_Input for this task_
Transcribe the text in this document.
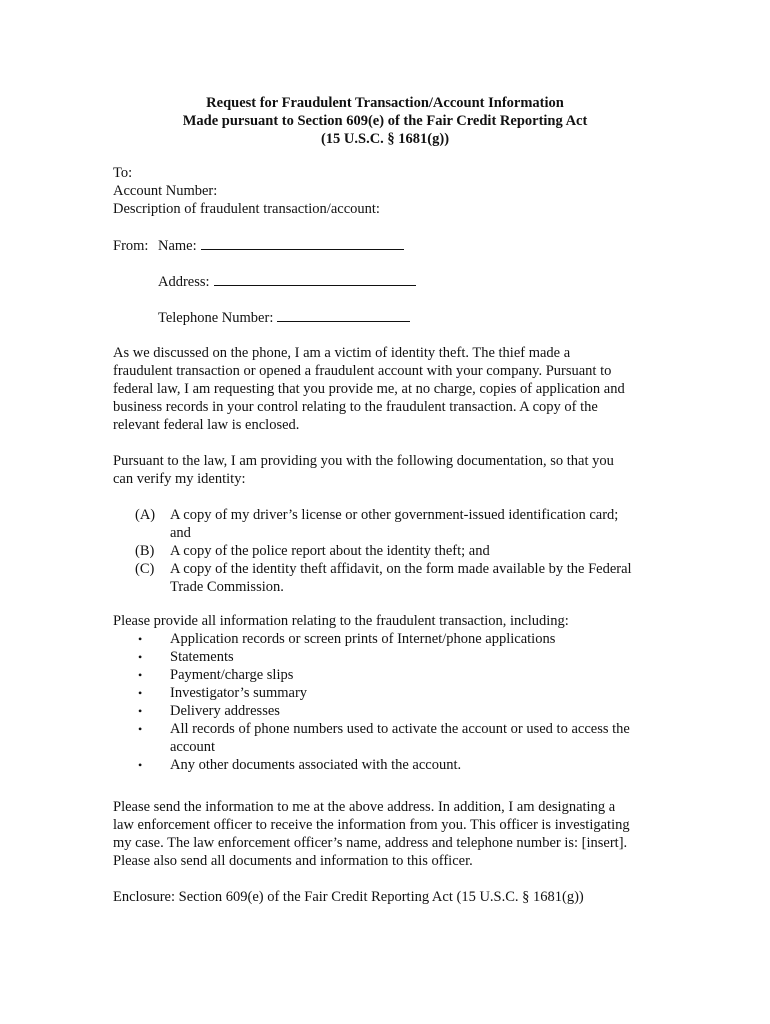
Request for Fraudulent Transaction/Account Information
Made pursuant to Section 609(e) of the Fair Credit Reporting Act
(15 U.S.C. § 1681(g))
To:
Account Number:
Description of fraudulent transaction/account:
From: Name:
Address:
Telephone Number:
As we discussed on the phone, I am a victim of identity theft. The thief made a
fraudulent transaction or opened a fraudulent account with your company. Pursuant to
federal law, I am requesting that you provide me, at no charge, copies of application and
business records in your control relating to the fraudulent transaction. A copy of the
relevant federal law is enclosed.
Pursuant to the law, I am providing you with the following documentation, so that you
can verify my identity:
(A)	A copy of my driver’s license or other government-issued identification card;
and
(B)	A copy of the police report about the identity theft; and
(C)	A copy of the identity theft affidavit, on the form made available by the Federal
Trade Commission.
Please provide all information relating to the fraudulent transaction, including:
•	Application records or screen prints of Internet/phone applications
•	Statements
•	Payment/charge slips
•	Investigator’s summary
•	Delivery addresses
•	All records of phone numbers used to activate the account or used to access the
account
•	Any other documents associated with the account.
Please send the information to me at the above address. In addition, I am designating a
law enforcement officer to receive the information from you. This officer is investigating
my case. The law enforcement officer’s name, address and telephone number is: [insert].
Please also send all documents and information to this officer.
Enclosure: Section 609(e) of the Fair Credit Reporting Act (15 U.S.C. § 1681(g))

_Short task_
Reproduce each record above by retyping it exactly; omit all images.

_The result_
Transcribe the text in this document.
Request for Fraudulent Transaction/Account Information
Made pursuant to Section 609(e) of the Fair Credit Reporting Act
(15 U.S.C. § 1681(g))
To:
Account Number:
Description of fraudulent transaction/account:
From: Name:
Address:
Telephone Number:
As we discussed on the phone, I am a victim of identity theft. The thief made a
fraudulent transaction or opened a fraudulent account with your company. Pursuant to
federal law, I am requesting that you provide me, at no charge, copies of application and
business records in your control relating to the fraudulent transaction. A copy of the
relevant federal law is enclosed.
Pursuant to the law, I am providing you with the following documentation, so that you
can verify my identity:
(A)	A copy of my driver’s license or other government-issued identification card;
and
(B)	A copy of the police report about the identity theft; and
(C)	A copy of the identity theft affidavit, on the form made available by the Federal
Trade Commission.
Please provide all information relating to the fraudulent transaction, including:
•	Application records or screen prints of Internet/phone applications
•	Statements
•	Payment/charge slips
•	Investigator’s summary
•	Delivery addresses
•	All records of phone numbers used to activate the account or used to access the
account
•	Any other documents associated with the account.
Please send the information to me at the above address. In addition, I am designating a
law enforcement officer to receive the information from you. This officer is investigating
my case. The law enforcement officer’s name, address and telephone number is: [insert].
Please also send all documents and information to this officer.
Enclosure: Section 609(e) of the Fair Credit Reporting Act (15 U.S.C. § 1681(g))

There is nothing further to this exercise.